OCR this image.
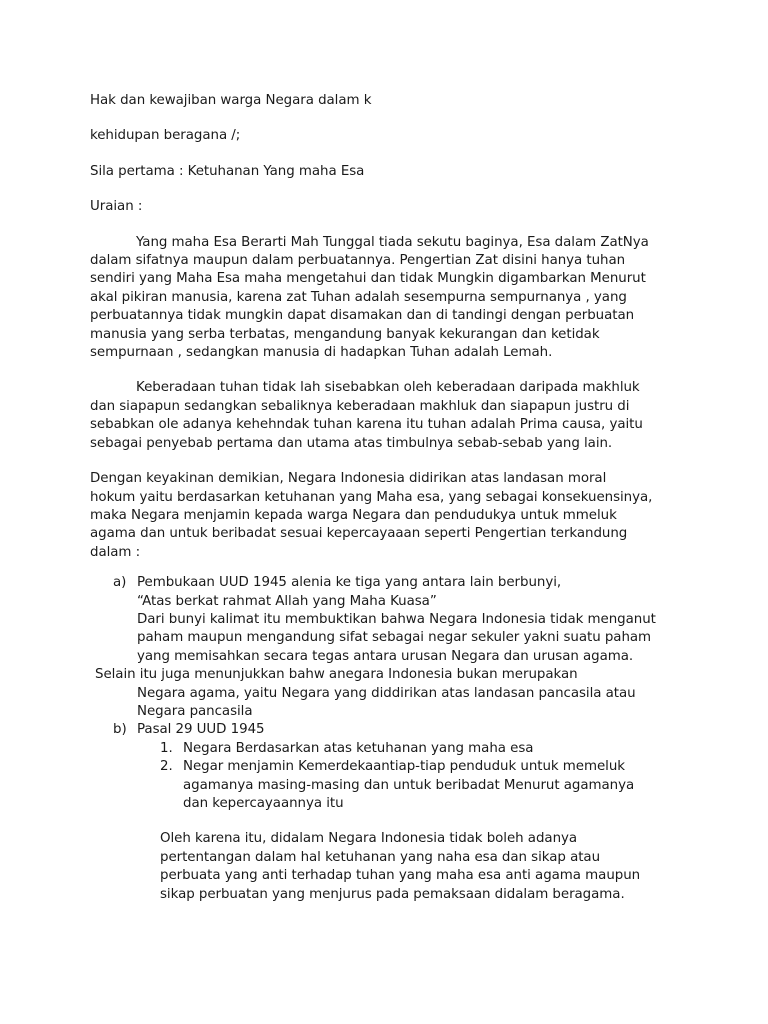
Hak dan kewajiban warga Negara dalam k
kehidupan beragana /;
Sila pertama : Ketuhanan Yang maha Esa
Uraian :
Yang maha Esa Berarti Mah Tunggal tiada sekutu baginya, Esa dalam ZatNya
dalam sifatnya maupun dalam perbuatannya. Pengertian Zat disini hanya tuhan
sendiri yang Maha Esa maha mengetahui dan tidak Mungkin digambarkan Menurut
akal pikiran manusia, karena zat Tuhan adalah sesempurna sempurnanya , yang
perbuatannya tidak mungkin dapat disamakan dan di tandingi dengan perbuatan
manusia yang serba terbatas, mengandung banyak kekurangan dan ketidak
sempurnaan , sedangkan manusia di hadapkan Tuhan adalah Lemah.
Keberadaan tuhan tidak lah sisebabkan oleh keberadaan daripada makhluk
dan siapapun sedangkan sebaliknya keberadaan makhluk dan siapapun justru di
sebabkan ole adanya kehehndak tuhan karena itu tuhan adalah Prima causa, yaitu
sebagai penyebab pertama dan utama atas timbulnya sebab-sebab yang lain.
Dengan keyakinan demikian, Negara Indonesia didirikan atas landasan moral
hokum yaitu berdasarkan ketuhanan yang Maha esa, yang sebagai konsekuensinya,
maka Negara menjamin kepada warga Negara dan pendudukya untuk mmeluk
agama dan untuk beribadat sesuai kepercayaaan seperti Pengertian terkandung
dalam :
a) Pembukaan UUD 1945 alenia ke tiga yang antara lain berbunyi,
“Atas berkat rahmat Allah yang Maha Kuasa”
Dari bunyi kalimat itu membuktikan bahwa Negara Indonesia tidak menganut
paham maupun mengandung sifat sebagai negar sekuler yakni suatu paham
yang memisahkan secara tegas antara urusan Negara dan urusan agama.
Selain itu juga menunjukkan bahw anegara Indonesia bukan merupakan
Negara agama, yaitu Negara yang diddirikan atas landasan pancasila atau
Negara pancasila
b) Pasal 29 UUD 1945
1. Negara Berdasarkan atas ketuhanan yang maha esa
2. Negar menjamin Kemerdekaantiap-tiap penduduk untuk memeluk
agamanya masing-masing dan untuk beribadat Menurut agamanya
dan kepercayaannya itu
Oleh karena itu, didalam Negara Indonesia tidak boleh adanya
pertentangan dalam hal ketuhanan yang naha esa dan sikap atau
perbuata yang anti terhadap tuhan yang maha esa anti agama maupun
sikap perbuatan yang menjurus pada pemaksaan didalam beragama.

──────────

Task instructions: Every line above that contains the word "warga" should be reported.

Finished exercise:
Hak dan kewajiban warga Negara dalam k
maka Negara menjamin kepada warga Negara dan pendudukya untuk mmeluk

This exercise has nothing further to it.